* _Directions_: Would you return all of this data exactly, leaving nothing out?
....................
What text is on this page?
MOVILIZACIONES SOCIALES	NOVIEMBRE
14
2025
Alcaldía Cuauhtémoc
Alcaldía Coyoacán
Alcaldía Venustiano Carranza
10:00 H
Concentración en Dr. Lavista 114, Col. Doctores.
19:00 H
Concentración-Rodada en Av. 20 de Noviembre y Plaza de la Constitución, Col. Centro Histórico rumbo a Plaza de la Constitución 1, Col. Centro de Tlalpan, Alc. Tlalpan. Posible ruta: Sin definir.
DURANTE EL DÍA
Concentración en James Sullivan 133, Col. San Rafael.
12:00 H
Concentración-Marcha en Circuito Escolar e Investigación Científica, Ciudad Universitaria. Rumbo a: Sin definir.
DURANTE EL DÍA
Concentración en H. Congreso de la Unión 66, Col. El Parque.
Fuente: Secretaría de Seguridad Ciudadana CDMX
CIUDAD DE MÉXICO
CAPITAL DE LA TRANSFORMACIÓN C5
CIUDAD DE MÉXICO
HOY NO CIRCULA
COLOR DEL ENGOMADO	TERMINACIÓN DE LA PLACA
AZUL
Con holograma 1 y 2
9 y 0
....................
* _Result_:
What text is on this page?
MOVILIZACIONES SOCIALES	NOVIEMBRE
14
2025
Alcaldía Cuauhtémoc
Alcaldía Coyoacán
Alcaldía Venustiano Carranza
10:00 H
Concentración en Dr. Lavista 114, Col. Doctores.
19:00 H
Concentración-Rodada en Av. 20 de Noviembre y Plaza de la Constitución, Col. Centro Histórico rumbo a Plaza de la Constitución 1, Col. Centro de Tlalpan, Alc. Tlalpan. Posible ruta: Sin definir.
DURANTE EL DÍA
Concentración en James Sullivan 133, Col. San Rafael.
12:00 H
Concentración-Marcha en Circuito Escolar e Investigación Científica, Ciudad Universitaria. Rumbo a: Sin definir.
DURANTE EL DÍA
Concentración en H. Congreso de la Unión 66, Col. El Parque.
Fuente: Secretaría de Seguridad Ciudadana CDMX
CIUDAD DE MÉXICO
CAPITAL DE LA TRANSFORMACIÓN C5
CIUDAD DE MÉXICO
HOY NO CIRCULA
COLOR DEL ENGOMADO	TERMINACIÓN DE LA PLACA
AZUL
Con holograma 1 y 2
9 y 0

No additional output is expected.